### [Exercise]
All of the records listed below should be retyped exactly.

>> START

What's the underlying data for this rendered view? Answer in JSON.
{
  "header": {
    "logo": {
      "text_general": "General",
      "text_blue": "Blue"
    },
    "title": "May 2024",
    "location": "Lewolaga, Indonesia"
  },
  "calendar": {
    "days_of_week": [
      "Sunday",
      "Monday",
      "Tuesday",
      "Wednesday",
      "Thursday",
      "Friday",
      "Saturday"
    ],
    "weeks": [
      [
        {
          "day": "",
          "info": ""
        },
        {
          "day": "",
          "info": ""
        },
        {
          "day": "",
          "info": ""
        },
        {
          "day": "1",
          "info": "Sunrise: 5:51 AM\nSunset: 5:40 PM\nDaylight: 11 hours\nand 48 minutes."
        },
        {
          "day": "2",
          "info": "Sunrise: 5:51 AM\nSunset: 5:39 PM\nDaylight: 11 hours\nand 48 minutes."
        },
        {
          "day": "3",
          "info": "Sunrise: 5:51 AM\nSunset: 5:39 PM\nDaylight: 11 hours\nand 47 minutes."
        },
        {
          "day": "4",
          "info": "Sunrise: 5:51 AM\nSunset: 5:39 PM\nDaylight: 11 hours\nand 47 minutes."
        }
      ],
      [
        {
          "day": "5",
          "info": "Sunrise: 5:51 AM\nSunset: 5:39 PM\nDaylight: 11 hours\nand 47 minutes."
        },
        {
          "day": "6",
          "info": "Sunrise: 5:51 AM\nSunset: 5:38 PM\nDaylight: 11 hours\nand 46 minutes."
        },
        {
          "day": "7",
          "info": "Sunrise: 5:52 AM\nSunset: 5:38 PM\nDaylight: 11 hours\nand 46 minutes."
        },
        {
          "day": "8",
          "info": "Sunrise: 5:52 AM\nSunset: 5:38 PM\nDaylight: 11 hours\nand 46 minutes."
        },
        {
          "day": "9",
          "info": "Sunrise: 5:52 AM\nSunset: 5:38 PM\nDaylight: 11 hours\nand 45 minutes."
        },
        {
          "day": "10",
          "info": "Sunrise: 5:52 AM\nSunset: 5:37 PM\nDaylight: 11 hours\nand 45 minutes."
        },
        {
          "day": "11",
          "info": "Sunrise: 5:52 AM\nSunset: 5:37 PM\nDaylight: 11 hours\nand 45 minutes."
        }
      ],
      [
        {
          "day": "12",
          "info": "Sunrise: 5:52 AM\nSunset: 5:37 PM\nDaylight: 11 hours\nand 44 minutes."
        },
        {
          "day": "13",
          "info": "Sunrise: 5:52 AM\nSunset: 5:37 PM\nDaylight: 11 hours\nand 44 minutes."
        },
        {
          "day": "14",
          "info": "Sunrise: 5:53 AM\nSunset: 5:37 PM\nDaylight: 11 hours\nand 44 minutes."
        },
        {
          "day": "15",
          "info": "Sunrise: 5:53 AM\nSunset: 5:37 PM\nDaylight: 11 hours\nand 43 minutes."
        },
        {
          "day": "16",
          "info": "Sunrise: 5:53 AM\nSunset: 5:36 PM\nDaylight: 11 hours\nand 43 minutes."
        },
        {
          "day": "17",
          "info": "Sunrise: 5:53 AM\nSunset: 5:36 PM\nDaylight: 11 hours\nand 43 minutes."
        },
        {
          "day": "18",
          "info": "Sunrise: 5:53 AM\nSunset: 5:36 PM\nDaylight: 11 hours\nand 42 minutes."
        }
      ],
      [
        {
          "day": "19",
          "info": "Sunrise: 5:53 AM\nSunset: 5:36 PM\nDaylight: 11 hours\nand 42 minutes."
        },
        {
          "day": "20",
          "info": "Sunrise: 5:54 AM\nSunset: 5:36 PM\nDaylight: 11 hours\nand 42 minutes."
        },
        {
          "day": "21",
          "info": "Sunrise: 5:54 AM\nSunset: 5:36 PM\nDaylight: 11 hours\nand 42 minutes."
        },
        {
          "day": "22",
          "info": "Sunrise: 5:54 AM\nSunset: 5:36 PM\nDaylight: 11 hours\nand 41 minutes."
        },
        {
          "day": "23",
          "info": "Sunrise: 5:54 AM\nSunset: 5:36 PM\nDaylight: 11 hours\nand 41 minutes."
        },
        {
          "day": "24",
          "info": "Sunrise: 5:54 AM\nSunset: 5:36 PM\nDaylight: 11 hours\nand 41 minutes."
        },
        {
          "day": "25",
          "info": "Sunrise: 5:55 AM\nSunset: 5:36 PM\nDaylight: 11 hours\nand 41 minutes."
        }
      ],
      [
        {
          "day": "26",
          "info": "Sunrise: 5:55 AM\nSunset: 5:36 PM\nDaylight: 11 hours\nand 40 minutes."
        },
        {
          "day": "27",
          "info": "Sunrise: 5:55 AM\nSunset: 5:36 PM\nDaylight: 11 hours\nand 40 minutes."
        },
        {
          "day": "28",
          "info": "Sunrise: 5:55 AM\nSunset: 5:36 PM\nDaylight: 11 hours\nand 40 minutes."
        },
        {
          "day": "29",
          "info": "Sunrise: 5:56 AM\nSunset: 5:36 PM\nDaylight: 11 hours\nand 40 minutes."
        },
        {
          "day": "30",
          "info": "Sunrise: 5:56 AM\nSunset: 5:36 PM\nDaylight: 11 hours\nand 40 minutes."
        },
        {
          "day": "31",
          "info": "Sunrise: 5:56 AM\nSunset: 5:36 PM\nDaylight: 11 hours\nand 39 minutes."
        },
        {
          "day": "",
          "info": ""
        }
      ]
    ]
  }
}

>> END

### [Answer to the task]
What's the underlying data for this rendered view? Answer in JSON.
{
  "header": {
    "logo": {
      "text_general": "General",
      "text_blue": "Blue"
    },
    "title": "May 2024",
    "location": "Lewolaga, Indonesia"
  },
  "calendar": {
    "days_of_week": [
      "Sunday",
      "Monday",
      "Tuesday",
      "Wednesday",
      "Thursday",
      "Friday",
      "Saturday"
    ],
    "weeks": [
      [
        {
          "day": "",
          "info": ""
        },
        {
          "day": "",
          "info": ""
        },
        {
          "day": "",
          "info": ""
        },
        {
          "day": "1",
          "info": "Sunrise: 5:51 AM\nSunset: 5:40 PM\nDaylight: 11 hours\nand 48 minutes."
        },
        {
          "day": "2",
          "info": "Sunrise: 5:51 AM\nSunset: 5:39 PM\nDaylight: 11 hours\nand 48 minutes."
        },
        {
          "day": "3",
          "info": "Sunrise: 5:51 AM\nSunset: 5:39 PM\nDaylight: 11 hours\nand 47 minutes."
        },
        {
          "day": "4",
          "info": "Sunrise: 5:51 AM\nSunset: 5:39 PM\nDaylight: 11 hours\nand 47 minutes."
        }
      ],
      [
        {
          "day": "5",
          "info": "Sunrise: 5:51 AM\nSunset: 5:39 PM\nDaylight: 11 hours\nand 47 minutes."
        },
        {
          "day": "6",
          "info": "Sunrise: 5:51 AM\nSunset: 5:38 PM\nDaylight: 11 hours\nand 46 minutes."
        },
        {
          "day": "7",
          "info": "Sunrise: 5:52 AM\nSunset: 5:38 PM\nDaylight: 11 hours\nand 46 minutes."
        },
        {
          "day": "8",
          "info": "Sunrise: 5:52 AM\nSunset: 5:38 PM\nDaylight: 11 hours\nand 46 minutes."
        },
        {
          "day": "9",
          "info": "Sunrise: 5:52 AM\nSunset: 5:38 PM\nDaylight: 11 hours\nand 45 minutes."
        },
        {
          "day": "10",
          "info": "Sunrise: 5:52 AM\nSunset: 5:37 PM\nDaylight: 11 hours\nand 45 minutes."
        },
        {
          "day": "11",
          "info": "Sunrise: 5:52 AM\nSunset: 5:37 PM\nDaylight: 11 hours\nand 45 minutes."
        }
      ],
      [
        {
          "day": "12",
          "info": "Sunrise: 5:52 AM\nSunset: 5:37 PM\nDaylight: 11 hours\nand 44 minutes."
        },
        {
          "day": "13",
          "info": "Sunrise: 5:52 AM\nSunset: 5:37 PM\nDaylight: 11 hours\nand 44 minutes."
        },
        {
          "day": "14",
          "info": "Sunrise: 5:53 AM\nSunset: 5:37 PM\nDaylight: 11 hours\nand 44 minutes."
        },
        {
          "day": "15",
          "info": "Sunrise: 5:53 AM\nSunset: 5:37 PM\nDaylight: 11 hours\nand 43 minutes."
        },
        {
          "day": "16",
          "info": "Sunrise: 5:53 AM\nSunset: 5:36 PM\nDaylight: 11 hours\nand 43 minutes."
        },
        {
          "day": "17",
          "info": "Sunrise: 5:53 AM\nSunset: 5:36 PM\nDaylight: 11 hours\nand 43 minutes."
        },
        {
          "day": "18",
          "info": "Sunrise: 5:53 AM\nSunset: 5:36 PM\nDaylight: 11 hours\nand 42 minutes."
        }
      ],
      [
        {
          "day": "19",
          "info": "Sunrise: 5:53 AM\nSunset: 5:36 PM\nDaylight: 11 hours\nand 42 minutes."
        },
        {
          "day": "20",
          "info": "Sunrise: 5:54 AM\nSunset: 5:36 PM\nDaylight: 11 hours\nand 42 minutes."
        },
        {
          "day": "21",
          "info": "Sunrise: 5:54 AM\nSunset: 5:36 PM\nDaylight: 11 hours\nand 42 minutes."
        },
        {
          "day": "22",
          "info": "Sunrise: 5:54 AM\nSunset: 5:36 PM\nDaylight: 11 hours\nand 41 minutes."
        },
        {
          "day": "23",
          "info": "Sunrise: 5:54 AM\nSunset: 5:36 PM\nDaylight: 11 hours\nand 41 minutes."
        },
        {
          "day": "24",
          "info": "Sunrise: 5:54 AM\nSunset: 5:36 PM\nDaylight: 11 hours\nand 41 minutes."
        },
        {
          "day": "25",
          "info": "Sunrise: 5:55 AM\nSunset: 5:36 PM\nDaylight: 11 hours\nand 41 minutes."
        }
      ],
      [
        {
          "day": "26",
          "info": "Sunrise: 5:55 AM\nSunset: 5:36 PM\nDaylight: 11 hours\nand 40 minutes."
        },
        {
          "day": "27",
          "info": "Sunrise: 5:55 AM\nSunset: 5:36 PM\nDaylight: 11 hours\nand 40 minutes."
        },
        {
          "day": "28",
          "info": "Sunrise: 5:55 AM\nSunset: 5:36 PM\nDaylight: 11 hours\nand 40 minutes."
        },
        {
          "day": "29",
          "info": "Sunrise: 5:56 AM\nSunset: 5:36 PM\nDaylight: 11 hours\nand 40 minutes."
        },
        {
          "day": "30",
          "info": "Sunrise: 5:56 AM\nSunset: 5:36 PM\nDaylight: 11 hours\nand 40 minutes."
        },
        {
          "day": "31",
          "info": "Sunrise: 5:56 AM\nSunset: 5:36 PM\nDaylight: 11 hours\nand 39 minutes."
        },
        {
          "day": "",
          "info": ""
        }
      ]
    ]
  }
}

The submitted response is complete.